§ Short task
Work out the number of lines with "chọn" in them. Reply with that number and no other words.
-*-*-
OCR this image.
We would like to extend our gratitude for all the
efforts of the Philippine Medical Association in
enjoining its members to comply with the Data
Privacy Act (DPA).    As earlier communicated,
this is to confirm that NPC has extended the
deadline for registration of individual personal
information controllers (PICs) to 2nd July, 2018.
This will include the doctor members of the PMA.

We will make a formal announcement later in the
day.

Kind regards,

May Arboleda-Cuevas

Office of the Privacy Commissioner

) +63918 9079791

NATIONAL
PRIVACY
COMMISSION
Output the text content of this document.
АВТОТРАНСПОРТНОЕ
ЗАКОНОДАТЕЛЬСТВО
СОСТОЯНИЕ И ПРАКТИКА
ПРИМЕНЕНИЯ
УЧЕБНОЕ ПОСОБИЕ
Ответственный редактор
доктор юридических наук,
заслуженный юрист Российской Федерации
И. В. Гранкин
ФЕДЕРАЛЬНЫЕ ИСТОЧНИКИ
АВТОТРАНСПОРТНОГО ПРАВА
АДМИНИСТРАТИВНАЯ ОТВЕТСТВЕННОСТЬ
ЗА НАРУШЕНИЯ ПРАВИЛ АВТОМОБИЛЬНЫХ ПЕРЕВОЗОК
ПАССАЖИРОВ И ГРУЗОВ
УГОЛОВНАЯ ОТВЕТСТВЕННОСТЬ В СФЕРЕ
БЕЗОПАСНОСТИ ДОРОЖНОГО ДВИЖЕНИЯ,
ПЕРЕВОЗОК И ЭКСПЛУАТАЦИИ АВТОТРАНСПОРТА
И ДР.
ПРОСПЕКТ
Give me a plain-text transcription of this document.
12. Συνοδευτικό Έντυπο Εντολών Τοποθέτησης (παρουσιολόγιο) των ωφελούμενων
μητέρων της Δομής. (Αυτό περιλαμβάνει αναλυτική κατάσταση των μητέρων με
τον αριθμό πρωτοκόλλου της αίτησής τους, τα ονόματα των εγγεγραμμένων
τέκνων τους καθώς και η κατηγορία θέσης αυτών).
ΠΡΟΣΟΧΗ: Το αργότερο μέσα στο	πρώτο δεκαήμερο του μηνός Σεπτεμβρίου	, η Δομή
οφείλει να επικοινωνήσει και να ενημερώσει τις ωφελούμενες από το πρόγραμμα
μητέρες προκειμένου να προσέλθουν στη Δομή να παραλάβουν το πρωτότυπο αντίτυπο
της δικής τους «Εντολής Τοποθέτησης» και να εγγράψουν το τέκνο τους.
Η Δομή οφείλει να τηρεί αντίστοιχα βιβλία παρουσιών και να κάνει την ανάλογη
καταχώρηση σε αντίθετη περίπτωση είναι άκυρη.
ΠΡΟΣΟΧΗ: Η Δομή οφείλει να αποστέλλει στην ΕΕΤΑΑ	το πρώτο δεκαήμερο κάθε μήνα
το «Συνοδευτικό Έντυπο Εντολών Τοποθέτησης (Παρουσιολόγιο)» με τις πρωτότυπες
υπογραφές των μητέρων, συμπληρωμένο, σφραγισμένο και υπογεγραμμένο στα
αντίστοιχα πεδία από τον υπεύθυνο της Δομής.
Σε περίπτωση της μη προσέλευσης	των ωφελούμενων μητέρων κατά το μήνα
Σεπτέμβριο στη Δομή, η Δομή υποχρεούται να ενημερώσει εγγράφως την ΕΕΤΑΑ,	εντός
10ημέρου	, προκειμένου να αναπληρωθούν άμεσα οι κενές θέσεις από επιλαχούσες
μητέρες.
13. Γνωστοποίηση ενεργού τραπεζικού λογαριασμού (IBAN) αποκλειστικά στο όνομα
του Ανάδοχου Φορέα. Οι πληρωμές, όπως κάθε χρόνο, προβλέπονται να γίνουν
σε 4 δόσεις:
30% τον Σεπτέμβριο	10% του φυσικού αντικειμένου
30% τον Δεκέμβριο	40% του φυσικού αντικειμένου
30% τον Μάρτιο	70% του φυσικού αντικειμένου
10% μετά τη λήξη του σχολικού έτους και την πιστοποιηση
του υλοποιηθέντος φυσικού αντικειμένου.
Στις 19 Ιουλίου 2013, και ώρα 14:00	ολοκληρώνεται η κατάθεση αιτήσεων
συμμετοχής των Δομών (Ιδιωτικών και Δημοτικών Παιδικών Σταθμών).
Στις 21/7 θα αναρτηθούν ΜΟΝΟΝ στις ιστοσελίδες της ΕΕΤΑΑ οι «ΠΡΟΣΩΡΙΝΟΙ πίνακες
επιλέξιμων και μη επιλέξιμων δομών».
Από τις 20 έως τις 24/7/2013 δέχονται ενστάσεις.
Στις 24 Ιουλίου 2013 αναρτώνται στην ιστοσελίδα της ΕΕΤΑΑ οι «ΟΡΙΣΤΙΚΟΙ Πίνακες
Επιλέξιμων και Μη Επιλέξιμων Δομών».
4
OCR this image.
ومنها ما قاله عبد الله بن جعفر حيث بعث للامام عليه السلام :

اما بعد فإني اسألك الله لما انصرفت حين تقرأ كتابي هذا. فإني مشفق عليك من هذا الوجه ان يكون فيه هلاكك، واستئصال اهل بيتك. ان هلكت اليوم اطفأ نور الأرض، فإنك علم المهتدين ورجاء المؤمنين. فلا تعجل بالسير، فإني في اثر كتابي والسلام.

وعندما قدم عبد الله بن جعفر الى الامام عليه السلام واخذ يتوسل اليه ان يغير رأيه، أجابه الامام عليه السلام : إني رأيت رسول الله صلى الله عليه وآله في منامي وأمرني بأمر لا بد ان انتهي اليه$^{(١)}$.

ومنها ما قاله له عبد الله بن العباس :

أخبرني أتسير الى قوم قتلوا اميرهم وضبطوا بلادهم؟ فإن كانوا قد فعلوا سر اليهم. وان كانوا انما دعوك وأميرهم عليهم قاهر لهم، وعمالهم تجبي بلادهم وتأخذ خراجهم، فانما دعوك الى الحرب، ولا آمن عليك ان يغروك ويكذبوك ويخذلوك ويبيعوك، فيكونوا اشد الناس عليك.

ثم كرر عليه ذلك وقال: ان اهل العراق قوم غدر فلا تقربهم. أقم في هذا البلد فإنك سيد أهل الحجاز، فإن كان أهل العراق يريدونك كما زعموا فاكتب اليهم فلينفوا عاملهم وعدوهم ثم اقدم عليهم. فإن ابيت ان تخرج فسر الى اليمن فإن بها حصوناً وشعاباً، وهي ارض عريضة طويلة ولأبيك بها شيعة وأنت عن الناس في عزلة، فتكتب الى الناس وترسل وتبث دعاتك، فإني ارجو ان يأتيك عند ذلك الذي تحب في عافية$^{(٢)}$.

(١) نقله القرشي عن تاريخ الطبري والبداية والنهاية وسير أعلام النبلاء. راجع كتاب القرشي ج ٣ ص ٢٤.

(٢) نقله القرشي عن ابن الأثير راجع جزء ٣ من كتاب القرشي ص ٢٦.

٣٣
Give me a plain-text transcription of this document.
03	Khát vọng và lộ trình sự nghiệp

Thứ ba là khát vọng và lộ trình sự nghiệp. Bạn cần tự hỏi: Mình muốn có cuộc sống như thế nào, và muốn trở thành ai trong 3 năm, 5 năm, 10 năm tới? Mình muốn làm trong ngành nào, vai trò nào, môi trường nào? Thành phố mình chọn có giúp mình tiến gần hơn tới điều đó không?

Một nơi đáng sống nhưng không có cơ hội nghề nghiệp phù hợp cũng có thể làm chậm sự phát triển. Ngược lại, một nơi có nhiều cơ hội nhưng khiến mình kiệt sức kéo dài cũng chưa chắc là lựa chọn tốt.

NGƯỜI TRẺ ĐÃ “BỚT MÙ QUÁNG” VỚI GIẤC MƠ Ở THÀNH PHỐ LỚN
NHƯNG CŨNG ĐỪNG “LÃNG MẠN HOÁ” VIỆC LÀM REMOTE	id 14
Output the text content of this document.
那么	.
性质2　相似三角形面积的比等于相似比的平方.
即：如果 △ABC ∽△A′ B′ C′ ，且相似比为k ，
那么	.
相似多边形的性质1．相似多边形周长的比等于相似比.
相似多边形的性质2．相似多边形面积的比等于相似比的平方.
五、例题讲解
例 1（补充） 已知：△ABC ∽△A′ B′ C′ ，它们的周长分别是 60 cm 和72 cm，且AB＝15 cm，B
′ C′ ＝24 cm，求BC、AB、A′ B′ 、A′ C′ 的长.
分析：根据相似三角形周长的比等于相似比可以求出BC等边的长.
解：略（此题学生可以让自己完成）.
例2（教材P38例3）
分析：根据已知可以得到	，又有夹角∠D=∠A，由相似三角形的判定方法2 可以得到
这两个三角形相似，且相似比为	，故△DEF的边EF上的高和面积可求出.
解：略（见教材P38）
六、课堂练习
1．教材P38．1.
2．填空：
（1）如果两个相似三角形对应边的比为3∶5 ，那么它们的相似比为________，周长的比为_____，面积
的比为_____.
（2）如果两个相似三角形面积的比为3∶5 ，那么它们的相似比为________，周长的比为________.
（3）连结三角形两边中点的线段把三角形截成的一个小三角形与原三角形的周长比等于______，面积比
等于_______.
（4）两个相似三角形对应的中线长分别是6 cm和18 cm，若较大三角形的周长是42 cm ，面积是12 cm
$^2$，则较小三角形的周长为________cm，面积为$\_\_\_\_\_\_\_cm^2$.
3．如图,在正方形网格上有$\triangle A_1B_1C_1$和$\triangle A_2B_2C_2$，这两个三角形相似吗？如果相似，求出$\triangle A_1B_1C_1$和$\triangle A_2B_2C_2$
-*-*-
§ Solution for this task
2